4.Notwithstanding the provisions of Article 7 of this Convention profits of an enterprise of a Contracting State from the use, maintenance or rental of containers (including trailers and related equipment for the transport of containers) used for the transport of goods or merchandise shall be taxable only in the Contracting State in which the place of effective management of that enterprise is situated except insofar as those containers or trailers and related equipment are used for transport solely between places within the other Contracting State.
5.Notwithstanding the preceding provisions of this Article, where ships or aircraft are operated in international traffic by a partnership which includes one or more partners resident in a Contracting State and one or more partners resident in the other Contracting State, and provided that the effective management of the enterprise is not carried on solely in one of the Contracting States, profits shall be taxable, in proportion to the share of the said partners, only in the State of which each such partner is a resident.
6.The provisions of paragraphs 1 and 3 shall apply to profits derived by the joint Norwegian, Danish and Swedish air transport consortium Scandinavian Airlines System (SAS), but only insofar as profits derived by Det Norske Luftfartsselskap A/S (DNL), the Norwegian partner of the Scandinavian Airlines System (SAS), are in proportion to its share in that organisation.
Article 9
ASSOCIATED ENTERPRISES
Where
a)an enterprise of a Contracting State participates directly or indirectly in the management, control or capital of an enterprise of the other Contracting State, or
b)the same persons participate directly or indirectly in the management, control or capital of an enterprise of a Contracting State and an enterprise of the other Contracting State,
and in either case conditions are made or imposed between the two enterprises in their commercial or financial relations which differ from those which would be made between independent enterprises, then any profits which would, but for those conditions, have accrued to one of the enterprises, but, by reason of those conditions, have not so accrued, may be included in the profits of that enterprise and taxed accordingly.
Article 10
DIVIDENDS
1.Dividends paid by a company which is a resident of a Contracting State to a resident of the other Contracting State may be taxed in that other State.
2.However, such dividends may also be taxed in the Contracting State of which the company paying the dividends is a resident and according to the laws of that State, but if the recipient is the beneficial owner of the dividends the tax so charged shall not exceed:
a)5 per cent of the gross amount of the dividends if the beneficial owner is a company which holds directly at least 10 per cent of the capital of the company paying the dividends;
b)15 per cent of the gross amount of the dividends in all other cases.
This paragraph shall not affect the taxation of the company in respect of the profits out of which the dividends are paid.
3.Notwithstanding the provisions of paragraph 2 dividends derived from a company which is a resident of Norway by a resident of Barbados may be taxed in Norway at a rate not exceeding 15 per cent as long as dividends paid by Norwegian companies are allowed as deductions from their profits for the purpose of computing their liability to Norwegian national tax.
4.The term "dividends" as used in this Article means income from shares, mining shares, founders' shares or other rights, not being debt-claims, participating in profits, as well as income from other corporate rights which is subjected to the same taxation treatment as income from shares by the laws of the State of which the company making the distribution is a resident.

==========

Your tasks:
(A) Copy word for word the passage of the Norway–Barbados tax treaty text above, from "5.Notwithstanding the preceding" up to and including "partner is a resident.".
(B) Write the next part of the Norway–Barbados tax treaty text above, starting right after its final sentence.

==========

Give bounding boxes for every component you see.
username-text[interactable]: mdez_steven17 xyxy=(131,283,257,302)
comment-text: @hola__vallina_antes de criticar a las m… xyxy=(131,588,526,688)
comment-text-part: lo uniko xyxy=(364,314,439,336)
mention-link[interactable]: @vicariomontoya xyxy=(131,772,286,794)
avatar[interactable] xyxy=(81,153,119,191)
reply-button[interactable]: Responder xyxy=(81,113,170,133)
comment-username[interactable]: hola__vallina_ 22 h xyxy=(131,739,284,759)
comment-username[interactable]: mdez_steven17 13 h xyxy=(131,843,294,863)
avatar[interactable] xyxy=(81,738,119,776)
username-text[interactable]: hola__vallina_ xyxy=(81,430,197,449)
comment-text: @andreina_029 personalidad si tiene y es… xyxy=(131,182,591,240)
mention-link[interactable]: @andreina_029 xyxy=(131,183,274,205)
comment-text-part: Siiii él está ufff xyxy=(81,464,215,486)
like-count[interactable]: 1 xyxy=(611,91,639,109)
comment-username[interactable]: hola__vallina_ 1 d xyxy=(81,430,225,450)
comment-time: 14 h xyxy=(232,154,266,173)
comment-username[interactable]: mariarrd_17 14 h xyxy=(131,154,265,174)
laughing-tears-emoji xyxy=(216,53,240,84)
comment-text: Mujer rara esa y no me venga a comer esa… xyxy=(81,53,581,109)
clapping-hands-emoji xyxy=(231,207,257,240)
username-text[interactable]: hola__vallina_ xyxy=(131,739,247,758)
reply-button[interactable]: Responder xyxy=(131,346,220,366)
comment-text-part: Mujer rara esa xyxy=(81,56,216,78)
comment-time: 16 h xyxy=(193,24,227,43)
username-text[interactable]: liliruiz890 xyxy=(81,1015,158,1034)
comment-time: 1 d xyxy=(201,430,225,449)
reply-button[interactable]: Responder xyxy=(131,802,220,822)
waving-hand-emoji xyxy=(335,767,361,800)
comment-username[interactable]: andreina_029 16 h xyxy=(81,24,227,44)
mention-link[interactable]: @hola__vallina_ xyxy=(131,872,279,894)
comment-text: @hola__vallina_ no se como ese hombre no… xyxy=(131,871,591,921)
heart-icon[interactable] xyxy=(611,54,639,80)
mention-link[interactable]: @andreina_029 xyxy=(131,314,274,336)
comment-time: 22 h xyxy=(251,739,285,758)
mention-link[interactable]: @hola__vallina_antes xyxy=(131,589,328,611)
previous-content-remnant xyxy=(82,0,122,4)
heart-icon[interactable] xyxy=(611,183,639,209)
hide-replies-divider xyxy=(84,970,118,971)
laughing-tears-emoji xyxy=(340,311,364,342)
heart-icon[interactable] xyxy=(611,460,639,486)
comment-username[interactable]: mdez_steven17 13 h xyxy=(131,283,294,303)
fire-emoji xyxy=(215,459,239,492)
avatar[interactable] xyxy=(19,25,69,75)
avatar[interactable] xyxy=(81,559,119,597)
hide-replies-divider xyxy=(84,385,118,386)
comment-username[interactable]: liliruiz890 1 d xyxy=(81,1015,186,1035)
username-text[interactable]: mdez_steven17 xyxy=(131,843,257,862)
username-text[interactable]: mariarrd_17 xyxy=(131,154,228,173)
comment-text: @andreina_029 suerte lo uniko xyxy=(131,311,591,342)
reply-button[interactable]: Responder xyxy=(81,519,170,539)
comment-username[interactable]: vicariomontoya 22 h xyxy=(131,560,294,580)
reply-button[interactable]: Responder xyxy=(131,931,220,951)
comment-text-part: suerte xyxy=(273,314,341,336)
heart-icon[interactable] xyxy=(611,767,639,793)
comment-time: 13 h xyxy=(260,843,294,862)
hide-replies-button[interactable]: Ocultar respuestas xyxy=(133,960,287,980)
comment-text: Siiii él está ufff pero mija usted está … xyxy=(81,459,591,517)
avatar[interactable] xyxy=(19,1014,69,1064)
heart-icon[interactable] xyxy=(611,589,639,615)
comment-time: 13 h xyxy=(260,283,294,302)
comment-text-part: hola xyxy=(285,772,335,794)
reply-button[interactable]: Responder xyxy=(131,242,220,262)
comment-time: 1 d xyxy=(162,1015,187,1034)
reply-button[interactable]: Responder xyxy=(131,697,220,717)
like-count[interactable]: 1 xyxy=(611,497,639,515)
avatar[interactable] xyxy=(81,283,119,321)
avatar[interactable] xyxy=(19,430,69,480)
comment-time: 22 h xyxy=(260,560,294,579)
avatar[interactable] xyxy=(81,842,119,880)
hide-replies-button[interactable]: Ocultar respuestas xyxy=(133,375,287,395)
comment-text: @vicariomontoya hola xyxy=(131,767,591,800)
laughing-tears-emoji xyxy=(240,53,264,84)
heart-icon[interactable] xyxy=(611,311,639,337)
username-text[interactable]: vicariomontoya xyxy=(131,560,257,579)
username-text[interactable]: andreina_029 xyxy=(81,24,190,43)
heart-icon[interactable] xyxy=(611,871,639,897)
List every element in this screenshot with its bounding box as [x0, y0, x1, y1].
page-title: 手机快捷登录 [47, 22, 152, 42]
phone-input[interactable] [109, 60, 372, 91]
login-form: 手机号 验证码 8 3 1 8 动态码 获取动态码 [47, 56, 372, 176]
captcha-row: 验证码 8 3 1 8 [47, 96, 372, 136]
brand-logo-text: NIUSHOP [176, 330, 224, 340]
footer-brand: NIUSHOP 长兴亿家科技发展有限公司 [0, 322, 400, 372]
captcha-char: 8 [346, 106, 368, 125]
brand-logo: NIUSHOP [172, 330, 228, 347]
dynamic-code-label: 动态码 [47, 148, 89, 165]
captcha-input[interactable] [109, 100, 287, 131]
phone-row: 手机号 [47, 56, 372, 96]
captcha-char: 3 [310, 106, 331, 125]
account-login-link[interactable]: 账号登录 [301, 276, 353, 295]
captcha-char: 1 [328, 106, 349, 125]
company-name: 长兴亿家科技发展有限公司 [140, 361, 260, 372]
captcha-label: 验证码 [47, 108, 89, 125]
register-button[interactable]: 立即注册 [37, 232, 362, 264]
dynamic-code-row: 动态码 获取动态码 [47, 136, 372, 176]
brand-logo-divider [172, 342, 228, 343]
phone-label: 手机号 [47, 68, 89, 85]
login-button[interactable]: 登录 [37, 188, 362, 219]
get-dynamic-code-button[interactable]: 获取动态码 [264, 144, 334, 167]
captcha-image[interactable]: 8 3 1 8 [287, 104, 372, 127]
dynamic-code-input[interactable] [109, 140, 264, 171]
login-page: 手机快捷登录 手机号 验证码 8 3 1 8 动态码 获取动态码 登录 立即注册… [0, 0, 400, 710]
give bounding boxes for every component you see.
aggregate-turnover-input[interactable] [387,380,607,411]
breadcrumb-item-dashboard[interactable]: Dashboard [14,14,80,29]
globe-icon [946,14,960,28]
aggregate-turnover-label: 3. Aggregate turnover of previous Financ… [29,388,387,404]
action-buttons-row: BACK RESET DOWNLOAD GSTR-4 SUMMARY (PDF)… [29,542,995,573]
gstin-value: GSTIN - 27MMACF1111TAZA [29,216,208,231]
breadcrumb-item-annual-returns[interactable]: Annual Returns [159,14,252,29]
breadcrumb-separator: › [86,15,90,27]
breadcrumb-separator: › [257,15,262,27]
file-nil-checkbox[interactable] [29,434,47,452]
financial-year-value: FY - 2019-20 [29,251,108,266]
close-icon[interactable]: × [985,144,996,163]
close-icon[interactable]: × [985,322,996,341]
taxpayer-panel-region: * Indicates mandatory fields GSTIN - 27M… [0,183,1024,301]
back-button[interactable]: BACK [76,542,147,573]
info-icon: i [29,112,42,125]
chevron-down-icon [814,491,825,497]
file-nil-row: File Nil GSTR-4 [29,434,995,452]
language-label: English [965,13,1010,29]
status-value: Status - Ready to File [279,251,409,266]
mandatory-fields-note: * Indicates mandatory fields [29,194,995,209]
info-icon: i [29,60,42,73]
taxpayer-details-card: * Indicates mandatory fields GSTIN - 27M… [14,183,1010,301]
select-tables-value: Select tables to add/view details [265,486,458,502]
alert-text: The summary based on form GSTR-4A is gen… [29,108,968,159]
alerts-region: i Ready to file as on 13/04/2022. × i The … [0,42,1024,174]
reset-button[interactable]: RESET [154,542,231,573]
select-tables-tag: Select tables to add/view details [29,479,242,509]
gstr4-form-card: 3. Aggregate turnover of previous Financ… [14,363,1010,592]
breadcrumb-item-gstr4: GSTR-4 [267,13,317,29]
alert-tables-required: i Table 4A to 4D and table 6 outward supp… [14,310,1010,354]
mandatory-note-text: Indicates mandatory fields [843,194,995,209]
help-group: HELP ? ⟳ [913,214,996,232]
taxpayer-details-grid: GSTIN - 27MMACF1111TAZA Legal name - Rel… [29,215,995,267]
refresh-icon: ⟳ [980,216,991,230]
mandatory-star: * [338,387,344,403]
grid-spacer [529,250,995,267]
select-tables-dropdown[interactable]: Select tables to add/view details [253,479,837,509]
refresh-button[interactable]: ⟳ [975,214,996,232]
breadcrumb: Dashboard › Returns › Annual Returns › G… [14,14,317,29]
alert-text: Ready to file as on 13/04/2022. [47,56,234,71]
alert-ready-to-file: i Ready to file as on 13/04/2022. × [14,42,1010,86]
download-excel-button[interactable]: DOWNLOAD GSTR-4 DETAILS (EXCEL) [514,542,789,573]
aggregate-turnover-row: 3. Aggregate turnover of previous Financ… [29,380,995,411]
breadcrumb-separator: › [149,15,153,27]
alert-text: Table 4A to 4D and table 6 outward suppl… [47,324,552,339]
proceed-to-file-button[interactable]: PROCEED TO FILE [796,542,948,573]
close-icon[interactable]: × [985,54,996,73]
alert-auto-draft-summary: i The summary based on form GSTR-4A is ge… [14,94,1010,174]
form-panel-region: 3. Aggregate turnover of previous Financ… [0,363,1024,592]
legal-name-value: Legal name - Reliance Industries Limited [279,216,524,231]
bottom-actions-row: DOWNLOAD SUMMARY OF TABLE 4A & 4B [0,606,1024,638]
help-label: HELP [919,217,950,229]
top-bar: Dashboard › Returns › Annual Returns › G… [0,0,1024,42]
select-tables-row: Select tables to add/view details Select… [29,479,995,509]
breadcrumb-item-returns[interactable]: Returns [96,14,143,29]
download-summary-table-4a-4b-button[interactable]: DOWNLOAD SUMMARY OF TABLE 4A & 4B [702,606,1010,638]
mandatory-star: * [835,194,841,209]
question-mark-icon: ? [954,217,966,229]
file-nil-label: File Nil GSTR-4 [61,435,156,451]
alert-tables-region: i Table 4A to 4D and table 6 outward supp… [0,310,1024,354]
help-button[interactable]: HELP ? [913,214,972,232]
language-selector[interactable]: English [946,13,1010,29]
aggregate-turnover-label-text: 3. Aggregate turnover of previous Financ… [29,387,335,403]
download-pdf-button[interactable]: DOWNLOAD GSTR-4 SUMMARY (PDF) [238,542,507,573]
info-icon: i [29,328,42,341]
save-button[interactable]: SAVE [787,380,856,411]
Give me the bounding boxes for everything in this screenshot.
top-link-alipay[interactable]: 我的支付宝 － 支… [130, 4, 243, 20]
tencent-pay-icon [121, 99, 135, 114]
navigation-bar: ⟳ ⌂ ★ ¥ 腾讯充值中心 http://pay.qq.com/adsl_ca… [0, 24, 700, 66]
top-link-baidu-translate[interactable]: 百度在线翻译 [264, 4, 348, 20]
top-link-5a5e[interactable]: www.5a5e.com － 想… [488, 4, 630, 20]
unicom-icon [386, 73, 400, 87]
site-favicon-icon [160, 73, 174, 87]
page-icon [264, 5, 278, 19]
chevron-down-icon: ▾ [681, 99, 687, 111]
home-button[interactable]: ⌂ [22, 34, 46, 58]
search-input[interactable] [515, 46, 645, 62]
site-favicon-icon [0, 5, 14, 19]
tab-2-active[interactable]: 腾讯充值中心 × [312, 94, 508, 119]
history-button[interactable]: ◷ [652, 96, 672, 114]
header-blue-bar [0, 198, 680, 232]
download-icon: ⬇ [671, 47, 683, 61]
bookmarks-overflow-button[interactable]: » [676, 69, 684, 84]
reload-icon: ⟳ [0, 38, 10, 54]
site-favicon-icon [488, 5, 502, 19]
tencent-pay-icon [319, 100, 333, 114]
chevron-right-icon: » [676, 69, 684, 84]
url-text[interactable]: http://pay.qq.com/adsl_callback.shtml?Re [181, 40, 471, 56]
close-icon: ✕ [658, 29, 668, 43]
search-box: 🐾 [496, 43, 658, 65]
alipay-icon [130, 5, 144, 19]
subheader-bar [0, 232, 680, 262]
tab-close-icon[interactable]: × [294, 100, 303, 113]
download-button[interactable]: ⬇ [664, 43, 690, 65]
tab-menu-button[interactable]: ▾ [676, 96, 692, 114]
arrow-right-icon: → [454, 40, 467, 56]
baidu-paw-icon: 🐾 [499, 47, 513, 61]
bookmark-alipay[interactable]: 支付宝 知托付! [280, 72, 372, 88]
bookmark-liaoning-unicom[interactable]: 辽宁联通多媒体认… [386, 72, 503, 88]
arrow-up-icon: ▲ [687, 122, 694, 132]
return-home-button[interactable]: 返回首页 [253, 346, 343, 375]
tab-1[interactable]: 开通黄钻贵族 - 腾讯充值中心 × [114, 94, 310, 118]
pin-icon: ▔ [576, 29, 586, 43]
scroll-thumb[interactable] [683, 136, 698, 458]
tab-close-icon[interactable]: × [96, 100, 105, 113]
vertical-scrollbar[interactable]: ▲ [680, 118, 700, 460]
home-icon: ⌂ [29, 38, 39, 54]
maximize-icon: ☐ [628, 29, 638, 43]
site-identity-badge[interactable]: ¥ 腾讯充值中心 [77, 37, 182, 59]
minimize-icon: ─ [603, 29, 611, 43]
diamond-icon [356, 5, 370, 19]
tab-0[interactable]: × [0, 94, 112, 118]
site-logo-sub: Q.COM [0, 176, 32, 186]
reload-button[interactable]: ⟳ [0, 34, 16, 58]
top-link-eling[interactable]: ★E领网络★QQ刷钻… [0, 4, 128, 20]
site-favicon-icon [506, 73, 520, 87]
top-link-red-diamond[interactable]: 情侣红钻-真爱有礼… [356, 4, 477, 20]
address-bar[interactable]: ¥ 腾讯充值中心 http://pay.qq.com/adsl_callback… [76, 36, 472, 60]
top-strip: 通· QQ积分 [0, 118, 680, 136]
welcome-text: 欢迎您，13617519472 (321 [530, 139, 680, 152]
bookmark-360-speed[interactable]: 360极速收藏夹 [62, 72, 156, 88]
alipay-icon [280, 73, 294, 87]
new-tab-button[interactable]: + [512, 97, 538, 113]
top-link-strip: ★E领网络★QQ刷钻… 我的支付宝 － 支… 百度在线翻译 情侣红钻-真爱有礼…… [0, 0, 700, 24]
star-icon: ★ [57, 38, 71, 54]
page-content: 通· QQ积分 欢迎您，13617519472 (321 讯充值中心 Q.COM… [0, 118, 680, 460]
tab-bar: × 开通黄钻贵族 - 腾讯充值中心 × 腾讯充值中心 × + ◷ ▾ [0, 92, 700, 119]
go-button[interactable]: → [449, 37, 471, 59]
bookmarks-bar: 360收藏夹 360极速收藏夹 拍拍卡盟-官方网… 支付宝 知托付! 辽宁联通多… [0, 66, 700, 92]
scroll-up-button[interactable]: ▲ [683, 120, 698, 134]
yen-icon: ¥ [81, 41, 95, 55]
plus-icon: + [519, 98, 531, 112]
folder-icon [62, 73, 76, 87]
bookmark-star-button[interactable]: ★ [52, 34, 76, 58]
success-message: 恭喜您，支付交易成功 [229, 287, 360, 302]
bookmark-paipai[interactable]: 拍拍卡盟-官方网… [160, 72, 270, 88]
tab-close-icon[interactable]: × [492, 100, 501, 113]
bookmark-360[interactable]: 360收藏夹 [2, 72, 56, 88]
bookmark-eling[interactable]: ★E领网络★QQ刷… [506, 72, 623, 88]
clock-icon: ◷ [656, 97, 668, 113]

==========

Results of the tasks:
(A)
5.Notwithstanding the preceding provisions of this Article, where ships or aircraft are operated in international traffic by a partnership which includes one or more partners resident in a Contracting State and one or more partners resident in the other Contracting State, and provided that the effective management of the enterprise is not carried on solely in one of the Contracting States, profits shall be taxable, in proportion to the share of the said partners, only in the State of which each such partner is a resident.

(B)
5.The provisions of paragraphs 1, 2 and 3 shall not apply if the beneficial owner of the dividends, being a resident of a Contracting State, carries on business in the other Contracting State, of which the company paying the dividends is a resident, through a permanent establishment situated therein, or performs in that other State independent personal services from a fixed base situated therein, and the holding in respect of which the dividends are paid is effectively connected with such permanent establishment or fixed base. In such case the provisions of Article 7 or Article 15, as the case may be, shall apply.
6.Where a company which is a resident of a Contracting State derives profits or income from the other Contracting State, that other State may not impose any tax on the dividends paid by the company, except insofar as such dividends are paid to a resident of that other State or insofar as the holding in respect of which the dividends are paid is effectively connected with a permanent establishment or a fixed base situated in that other State, nor subject the company's undistributed profits to a tax on the company's undistributed profits, even if the dividends paid or the undistributed profits consist wholly or partly of profits or income arising in such other State.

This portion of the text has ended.